Task description: Your task is to transcribe all of the data below exactly, omitting the images.

Entries:
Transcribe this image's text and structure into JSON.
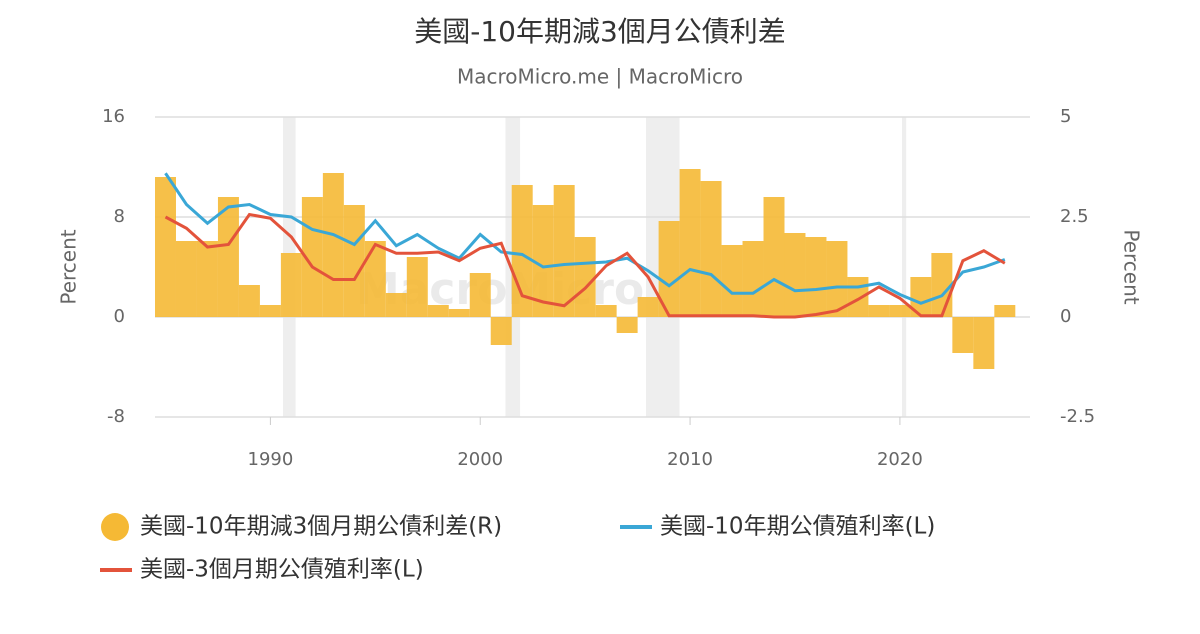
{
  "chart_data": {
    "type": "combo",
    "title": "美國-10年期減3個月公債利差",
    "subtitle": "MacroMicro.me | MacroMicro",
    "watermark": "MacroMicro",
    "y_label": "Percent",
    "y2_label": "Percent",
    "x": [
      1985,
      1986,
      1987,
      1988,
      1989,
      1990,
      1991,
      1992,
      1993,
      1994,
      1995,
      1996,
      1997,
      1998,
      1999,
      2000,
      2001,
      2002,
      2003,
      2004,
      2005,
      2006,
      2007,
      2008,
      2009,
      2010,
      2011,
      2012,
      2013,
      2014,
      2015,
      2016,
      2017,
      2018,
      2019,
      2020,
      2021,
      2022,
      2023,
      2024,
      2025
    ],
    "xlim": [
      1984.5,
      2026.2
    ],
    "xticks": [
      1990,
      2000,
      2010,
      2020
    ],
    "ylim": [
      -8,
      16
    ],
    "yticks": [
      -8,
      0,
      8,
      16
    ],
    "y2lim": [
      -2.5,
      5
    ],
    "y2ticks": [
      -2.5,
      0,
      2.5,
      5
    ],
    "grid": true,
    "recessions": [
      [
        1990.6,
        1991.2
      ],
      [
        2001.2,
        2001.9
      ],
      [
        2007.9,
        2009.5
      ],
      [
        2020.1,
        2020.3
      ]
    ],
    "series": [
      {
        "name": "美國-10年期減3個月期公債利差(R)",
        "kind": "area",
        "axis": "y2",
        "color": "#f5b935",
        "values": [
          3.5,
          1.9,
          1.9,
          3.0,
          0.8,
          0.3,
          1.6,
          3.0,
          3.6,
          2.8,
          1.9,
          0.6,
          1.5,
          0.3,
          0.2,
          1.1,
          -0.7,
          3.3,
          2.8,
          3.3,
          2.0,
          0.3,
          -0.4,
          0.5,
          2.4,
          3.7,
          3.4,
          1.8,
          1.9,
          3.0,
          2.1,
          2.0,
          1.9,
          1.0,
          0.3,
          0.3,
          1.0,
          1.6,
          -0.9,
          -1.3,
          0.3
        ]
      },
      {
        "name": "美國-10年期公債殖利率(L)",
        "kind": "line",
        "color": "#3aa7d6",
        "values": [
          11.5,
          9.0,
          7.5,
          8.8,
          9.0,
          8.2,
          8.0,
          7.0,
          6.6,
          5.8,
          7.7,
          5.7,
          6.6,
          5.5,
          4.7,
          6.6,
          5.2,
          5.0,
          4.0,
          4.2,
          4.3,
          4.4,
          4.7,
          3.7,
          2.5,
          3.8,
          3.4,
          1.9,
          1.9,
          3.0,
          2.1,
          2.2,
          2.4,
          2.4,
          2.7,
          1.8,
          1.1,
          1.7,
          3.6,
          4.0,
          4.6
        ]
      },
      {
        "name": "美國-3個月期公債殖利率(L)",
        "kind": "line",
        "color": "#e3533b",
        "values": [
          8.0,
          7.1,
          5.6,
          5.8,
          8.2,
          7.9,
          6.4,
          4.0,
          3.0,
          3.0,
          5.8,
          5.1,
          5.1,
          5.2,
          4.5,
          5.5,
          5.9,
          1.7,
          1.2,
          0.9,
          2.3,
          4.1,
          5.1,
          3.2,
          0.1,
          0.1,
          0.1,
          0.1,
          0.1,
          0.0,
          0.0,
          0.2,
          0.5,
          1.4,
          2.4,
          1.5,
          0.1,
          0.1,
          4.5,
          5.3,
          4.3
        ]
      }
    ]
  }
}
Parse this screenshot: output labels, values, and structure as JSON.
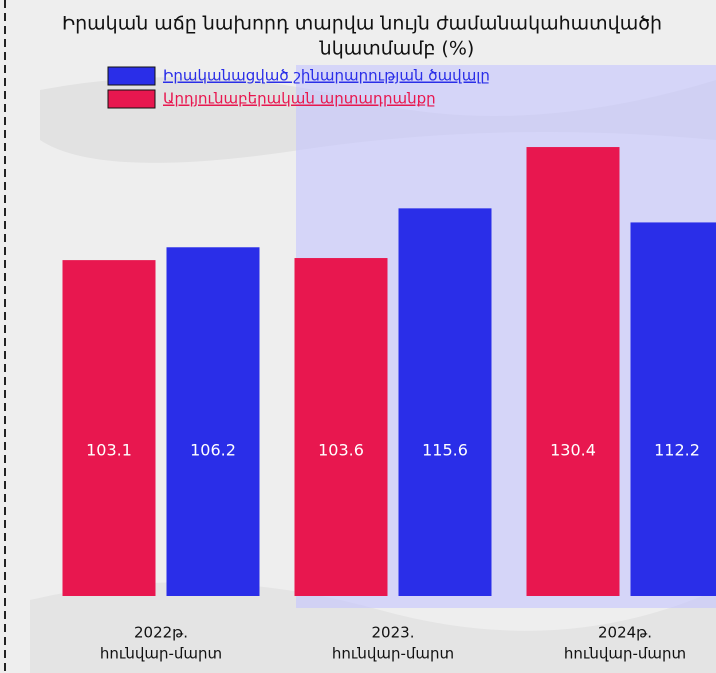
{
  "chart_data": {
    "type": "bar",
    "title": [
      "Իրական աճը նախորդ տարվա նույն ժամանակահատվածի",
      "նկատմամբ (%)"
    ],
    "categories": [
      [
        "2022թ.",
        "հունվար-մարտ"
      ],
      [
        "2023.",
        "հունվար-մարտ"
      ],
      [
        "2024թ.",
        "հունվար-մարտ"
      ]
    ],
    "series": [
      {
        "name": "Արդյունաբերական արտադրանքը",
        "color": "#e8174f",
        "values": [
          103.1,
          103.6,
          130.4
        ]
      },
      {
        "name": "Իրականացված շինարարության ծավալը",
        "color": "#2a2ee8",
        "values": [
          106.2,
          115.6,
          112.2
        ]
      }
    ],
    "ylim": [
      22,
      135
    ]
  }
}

Exercise response:
Transcribe this image's text and structure into JSON.
{
  "chart_data": {
    "type": "combo",
    "title": "美國-10年期減3個月公債利差",
    "subtitle": "MacroMicro.me | MacroMicro",
    "watermark": "MacroMicro",
    "y_label": "Percent",
    "y2_label": "Percent",
    "x": [
      1985,
      1986,
      1987,
      1988,
      1989,
      1990,
      1991,
      1992,
      1993,
      1994,
      1995,
      1996,
      1997,
      1998,
      1999,
      2000,
      2001,
      2002,
      2003,
      2004,
      2005,
      2006,
      2007,
      2008,
      2009,
      2010,
      2011,
      2012,
      2013,
      2014,
      2015,
      2016,
      2017,
      2018,
      2019,
      2020,
      2021,
      2022,
      2023,
      2024,
      2025
    ],
    "xlim": [
      1984.5,
      2026.2
    ],
    "xticks": [
      1990,
      2000,
      2010,
      2020
    ],
    "ylim": [
      -8,
      16
    ],
    "yticks": [
      -8,
      0,
      8,
      16
    ],
    "y2lim": [
      -2.5,
      5
    ],
    "y2ticks": [
      -2.5,
      0,
      2.5,
      5
    ],
    "grid": true,
    "recessions": [
      [
        1990.6,
        1991.2
      ],
      [
        2001.2,
        2001.9
      ],
      [
        2007.9,
        2009.5
      ],
      [
        2020.1,
        2020.3
      ]
    ],
    "series": [
      {
        "name": "美國-10年期減3個月期公債利差(R)",
        "kind": "area",
        "axis": "y2",
        "color": "#f5b935",
        "values": [
          3.5,
          1.9,
          1.9,
          3.0,
          0.8,
          0.3,
          1.6,
          3.0,
          3.6,
          2.8,
          1.9,
          0.6,
          1.5,
          0.3,
          0.2,
          1.1,
          -0.7,
          3.3,
          2.8,
          3.3,
          2.0,
          0.3,
          -0.4,
          0.5,
          2.4,
          3.7,
          3.4,
          1.8,
          1.9,
          3.0,
          2.1,
          2.0,
          1.9,
          1.0,
          0.3,
          0.3,
          1.0,
          1.6,
          -0.9,
          -1.3,
          0.3
        ]
      },
      {
        "name": "美國-10年期公債殖利率(L)",
        "kind": "line",
        "color": "#3aa7d6",
        "values": [
          11.5,
          9.0,
          7.5,
          8.8,
          9.0,
          8.2,
          8.0,
          7.0,
          6.6,
          5.8,
          7.7,
          5.7,
          6.6,
          5.5,
          4.7,
          6.6,
          5.2,
          5.0,
          4.0,
          4.2,
          4.3,
          4.4,
          4.7,
          3.7,
          2.5,
          3.8,
          3.4,
          1.9,
          1.9,
          3.0,
          2.1,
          2.2,
          2.4,
          2.4,
          2.7,
          1.8,
          1.1,
          1.7,
          3.6,
          4.0,
          4.6
        ]
      },
      {
        "name": "美國-3個月期公債殖利率(L)",
        "kind": "line",
        "color": "#e3533b",
        "values": [
          8.0,
          7.1,
          5.6,
          5.8,
          8.2,
          7.9,
          6.4,
          4.0,
          3.0,
          3.0,
          5.8,
          5.1,
          5.1,
          5.2,
          4.5,
          5.5,
          5.9,
          1.7,
          1.2,
          0.9,
          2.3,
          4.1,
          5.1,
          3.2,
          0.1,
          0.1,
          0.1,
          0.1,
          0.1,
          0.0,
          0.0,
          0.2,
          0.5,
          1.4,
          2.4,
          1.5,
          0.1,
          0.1,
          4.5,
          5.3,
          4.3
        ]
      }
    ]
  }
}
Parse this screenshot: output labels, values, and structure as JSON.
{
  "chart_data": {
    "type": "bar",
    "title": [
      "Իրական աճը նախորդ տարվա նույն ժամանակահատվածի",
      "նկատմամբ (%)"
    ],
    "categories": [
      [
        "2022թ.",
        "հունվար-մարտ"
      ],
      [
        "2023.",
        "հունվար-մարտ"
      ],
      [
        "2024թ.",
        "հունվար-մարտ"
      ]
    ],
    "series": [
      {
        "name": "Արդյունաբերական արտադրանքը",
        "color": "#e8174f",
        "values": [
          103.1,
          103.6,
          130.4
        ]
      },
      {
        "name": "Իրականացված շինարարության ծավալը",
        "color": "#2a2ee8",
        "values": [
          106.2,
          115.6,
          112.2
        ]
      }
    ],
    "ylim": [
      22,
      135
    ]
  }
}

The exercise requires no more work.